YOUR GOAL:
Locate each line with the string "image" in the listing below and copy it.

(Items from a dataset)
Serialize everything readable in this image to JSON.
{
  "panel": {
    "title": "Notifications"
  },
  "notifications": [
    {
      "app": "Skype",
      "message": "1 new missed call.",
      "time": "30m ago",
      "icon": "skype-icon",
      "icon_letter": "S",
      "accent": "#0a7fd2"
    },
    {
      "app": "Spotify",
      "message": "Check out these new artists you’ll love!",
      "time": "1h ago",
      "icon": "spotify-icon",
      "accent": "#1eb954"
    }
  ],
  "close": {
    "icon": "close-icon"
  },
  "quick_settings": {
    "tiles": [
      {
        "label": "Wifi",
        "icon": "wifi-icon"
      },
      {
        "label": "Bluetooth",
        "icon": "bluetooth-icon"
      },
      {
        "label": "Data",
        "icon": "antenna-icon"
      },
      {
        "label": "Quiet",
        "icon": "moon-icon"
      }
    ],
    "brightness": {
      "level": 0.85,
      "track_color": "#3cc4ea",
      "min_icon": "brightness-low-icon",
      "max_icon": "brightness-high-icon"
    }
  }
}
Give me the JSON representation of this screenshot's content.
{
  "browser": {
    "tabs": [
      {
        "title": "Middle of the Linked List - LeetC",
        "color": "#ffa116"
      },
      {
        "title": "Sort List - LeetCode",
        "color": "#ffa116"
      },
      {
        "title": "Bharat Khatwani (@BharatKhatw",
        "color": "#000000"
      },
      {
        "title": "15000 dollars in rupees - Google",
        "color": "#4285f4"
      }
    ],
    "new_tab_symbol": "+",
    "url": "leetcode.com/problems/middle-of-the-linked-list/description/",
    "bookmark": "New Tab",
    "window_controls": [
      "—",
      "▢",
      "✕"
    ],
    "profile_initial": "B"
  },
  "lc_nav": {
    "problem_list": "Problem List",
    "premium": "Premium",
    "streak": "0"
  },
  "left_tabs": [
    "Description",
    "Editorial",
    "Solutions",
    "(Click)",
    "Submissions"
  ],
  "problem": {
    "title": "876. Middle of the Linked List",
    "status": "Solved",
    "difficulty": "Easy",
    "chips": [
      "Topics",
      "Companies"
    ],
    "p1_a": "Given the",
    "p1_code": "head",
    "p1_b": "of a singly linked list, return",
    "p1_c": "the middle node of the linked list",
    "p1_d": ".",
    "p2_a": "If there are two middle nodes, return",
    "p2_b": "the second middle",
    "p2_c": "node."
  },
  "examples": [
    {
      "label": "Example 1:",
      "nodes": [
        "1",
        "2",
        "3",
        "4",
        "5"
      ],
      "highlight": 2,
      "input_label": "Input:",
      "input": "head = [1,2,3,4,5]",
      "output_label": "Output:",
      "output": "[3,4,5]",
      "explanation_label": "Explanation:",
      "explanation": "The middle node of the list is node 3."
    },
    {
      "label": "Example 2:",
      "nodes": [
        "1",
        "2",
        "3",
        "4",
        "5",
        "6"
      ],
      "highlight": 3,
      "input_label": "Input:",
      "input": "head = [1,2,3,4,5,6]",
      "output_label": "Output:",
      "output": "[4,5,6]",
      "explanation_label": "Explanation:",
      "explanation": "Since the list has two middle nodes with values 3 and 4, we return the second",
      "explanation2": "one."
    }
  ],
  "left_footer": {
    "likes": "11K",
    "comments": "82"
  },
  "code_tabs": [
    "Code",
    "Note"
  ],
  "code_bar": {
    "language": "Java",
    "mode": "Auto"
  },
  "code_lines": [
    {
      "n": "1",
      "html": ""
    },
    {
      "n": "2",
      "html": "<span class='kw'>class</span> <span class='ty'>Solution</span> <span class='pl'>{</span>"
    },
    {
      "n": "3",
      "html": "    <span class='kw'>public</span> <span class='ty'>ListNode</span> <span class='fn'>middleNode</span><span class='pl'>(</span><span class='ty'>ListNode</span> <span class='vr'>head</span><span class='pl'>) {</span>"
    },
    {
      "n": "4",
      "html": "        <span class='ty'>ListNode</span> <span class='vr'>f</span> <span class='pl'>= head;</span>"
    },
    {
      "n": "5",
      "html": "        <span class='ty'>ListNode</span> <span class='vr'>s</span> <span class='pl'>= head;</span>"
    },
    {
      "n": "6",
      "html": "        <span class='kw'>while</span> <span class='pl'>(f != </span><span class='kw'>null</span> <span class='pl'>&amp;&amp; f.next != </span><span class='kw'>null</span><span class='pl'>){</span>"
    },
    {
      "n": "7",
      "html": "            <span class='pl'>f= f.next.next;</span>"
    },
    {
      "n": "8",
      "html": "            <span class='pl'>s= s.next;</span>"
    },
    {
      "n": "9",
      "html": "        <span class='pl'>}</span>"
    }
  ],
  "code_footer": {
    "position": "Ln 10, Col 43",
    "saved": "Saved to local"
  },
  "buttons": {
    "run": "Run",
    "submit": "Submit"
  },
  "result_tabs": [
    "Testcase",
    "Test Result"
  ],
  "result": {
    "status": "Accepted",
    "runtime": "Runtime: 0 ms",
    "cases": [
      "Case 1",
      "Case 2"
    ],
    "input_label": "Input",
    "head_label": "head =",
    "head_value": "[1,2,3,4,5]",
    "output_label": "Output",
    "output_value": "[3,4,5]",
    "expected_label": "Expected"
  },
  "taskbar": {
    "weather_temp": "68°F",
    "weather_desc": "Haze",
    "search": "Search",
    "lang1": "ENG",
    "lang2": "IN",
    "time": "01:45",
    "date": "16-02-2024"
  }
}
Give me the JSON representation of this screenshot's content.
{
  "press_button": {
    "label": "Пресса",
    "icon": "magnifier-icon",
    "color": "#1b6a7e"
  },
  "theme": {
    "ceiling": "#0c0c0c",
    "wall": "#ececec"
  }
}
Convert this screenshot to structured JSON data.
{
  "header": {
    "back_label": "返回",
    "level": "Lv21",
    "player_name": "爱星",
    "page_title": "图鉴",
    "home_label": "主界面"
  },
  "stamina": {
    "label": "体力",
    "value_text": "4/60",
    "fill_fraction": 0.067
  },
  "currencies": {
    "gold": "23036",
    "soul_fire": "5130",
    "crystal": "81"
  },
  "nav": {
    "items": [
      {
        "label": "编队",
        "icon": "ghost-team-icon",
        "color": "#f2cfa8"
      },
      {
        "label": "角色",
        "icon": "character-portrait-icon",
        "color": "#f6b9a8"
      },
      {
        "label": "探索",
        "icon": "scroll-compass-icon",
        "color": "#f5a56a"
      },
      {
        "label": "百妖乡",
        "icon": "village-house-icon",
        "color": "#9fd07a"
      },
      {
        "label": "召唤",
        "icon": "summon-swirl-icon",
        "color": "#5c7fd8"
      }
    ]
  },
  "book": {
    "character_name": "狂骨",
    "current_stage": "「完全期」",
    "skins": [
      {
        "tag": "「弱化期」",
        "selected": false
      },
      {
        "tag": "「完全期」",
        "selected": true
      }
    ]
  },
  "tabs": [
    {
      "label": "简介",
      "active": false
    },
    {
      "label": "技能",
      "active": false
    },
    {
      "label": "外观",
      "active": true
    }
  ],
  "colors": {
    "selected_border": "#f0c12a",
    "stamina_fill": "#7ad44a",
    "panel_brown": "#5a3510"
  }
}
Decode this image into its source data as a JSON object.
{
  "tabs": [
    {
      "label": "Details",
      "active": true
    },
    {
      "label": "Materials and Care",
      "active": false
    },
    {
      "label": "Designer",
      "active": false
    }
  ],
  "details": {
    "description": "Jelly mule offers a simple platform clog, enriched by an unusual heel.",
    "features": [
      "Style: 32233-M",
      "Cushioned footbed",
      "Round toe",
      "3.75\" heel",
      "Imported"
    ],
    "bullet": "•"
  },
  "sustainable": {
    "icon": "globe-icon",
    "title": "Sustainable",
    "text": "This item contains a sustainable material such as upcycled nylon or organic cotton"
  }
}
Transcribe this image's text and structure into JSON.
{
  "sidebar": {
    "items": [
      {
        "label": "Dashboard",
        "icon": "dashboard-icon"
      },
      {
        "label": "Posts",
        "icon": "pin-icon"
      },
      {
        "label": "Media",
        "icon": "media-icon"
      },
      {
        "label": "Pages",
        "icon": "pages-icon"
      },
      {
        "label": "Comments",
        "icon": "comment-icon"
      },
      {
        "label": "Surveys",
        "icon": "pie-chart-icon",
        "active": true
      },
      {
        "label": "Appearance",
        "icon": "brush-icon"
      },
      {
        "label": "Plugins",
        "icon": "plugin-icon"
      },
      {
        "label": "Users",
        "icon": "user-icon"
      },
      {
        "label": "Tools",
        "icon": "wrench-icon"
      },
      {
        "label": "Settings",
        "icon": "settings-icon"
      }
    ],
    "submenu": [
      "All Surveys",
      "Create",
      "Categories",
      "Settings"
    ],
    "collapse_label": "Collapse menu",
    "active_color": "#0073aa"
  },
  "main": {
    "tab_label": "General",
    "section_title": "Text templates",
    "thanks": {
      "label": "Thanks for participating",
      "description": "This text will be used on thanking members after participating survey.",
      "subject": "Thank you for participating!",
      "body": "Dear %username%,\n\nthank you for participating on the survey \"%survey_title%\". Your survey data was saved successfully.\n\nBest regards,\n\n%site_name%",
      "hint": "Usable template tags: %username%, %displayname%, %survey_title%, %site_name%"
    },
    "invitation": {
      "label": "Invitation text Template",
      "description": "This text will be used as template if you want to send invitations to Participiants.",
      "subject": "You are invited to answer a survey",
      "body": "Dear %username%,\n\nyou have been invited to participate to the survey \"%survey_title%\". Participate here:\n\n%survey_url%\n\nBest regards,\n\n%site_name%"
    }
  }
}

RESULT BELOW:
Serialize everything readable in this image to JSON.
Decode this image into its source data as a JSON object.
Transcribe this image's text and structure into JSON.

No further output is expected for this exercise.